* AIM: Select, from the material below, each line with "about" in it.

* RECORD EXTRACTS:
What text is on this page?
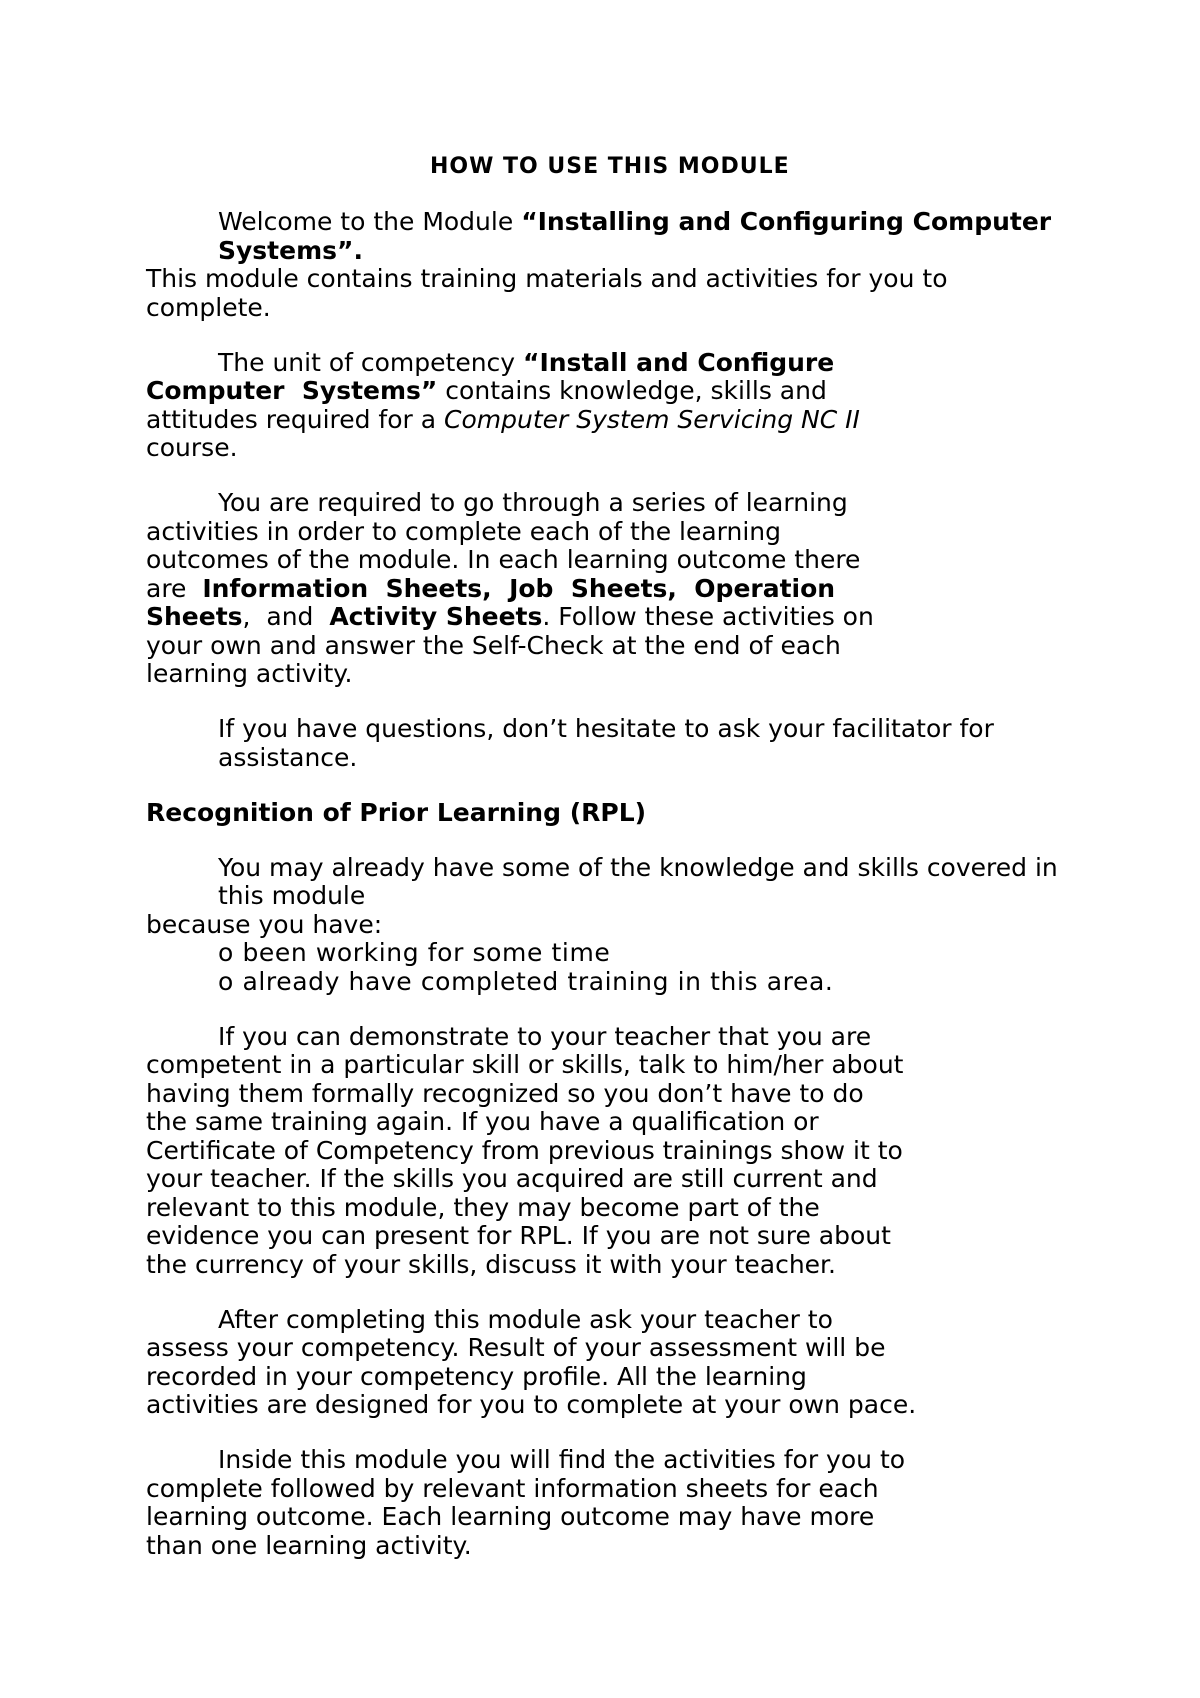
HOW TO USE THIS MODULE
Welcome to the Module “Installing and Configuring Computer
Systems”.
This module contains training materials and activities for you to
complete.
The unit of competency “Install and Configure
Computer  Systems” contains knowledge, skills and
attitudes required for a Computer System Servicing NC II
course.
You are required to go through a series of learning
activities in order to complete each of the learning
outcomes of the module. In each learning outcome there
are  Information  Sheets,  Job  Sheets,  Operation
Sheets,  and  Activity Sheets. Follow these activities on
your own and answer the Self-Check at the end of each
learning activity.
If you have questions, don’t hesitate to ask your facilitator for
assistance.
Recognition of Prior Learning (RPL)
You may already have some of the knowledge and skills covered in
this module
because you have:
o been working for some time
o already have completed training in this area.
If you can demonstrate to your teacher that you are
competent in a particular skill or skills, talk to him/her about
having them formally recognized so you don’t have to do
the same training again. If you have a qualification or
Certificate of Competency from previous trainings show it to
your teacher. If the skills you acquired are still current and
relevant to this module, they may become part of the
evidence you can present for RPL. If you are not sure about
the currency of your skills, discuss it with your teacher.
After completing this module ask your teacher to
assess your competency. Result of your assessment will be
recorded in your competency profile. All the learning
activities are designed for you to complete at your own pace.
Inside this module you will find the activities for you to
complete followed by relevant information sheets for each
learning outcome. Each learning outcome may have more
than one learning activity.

* THE COMPLETED TASK:
competent in a particular skill or skills, talk to him/her about
evidence you can present for RPL. If you are not sure about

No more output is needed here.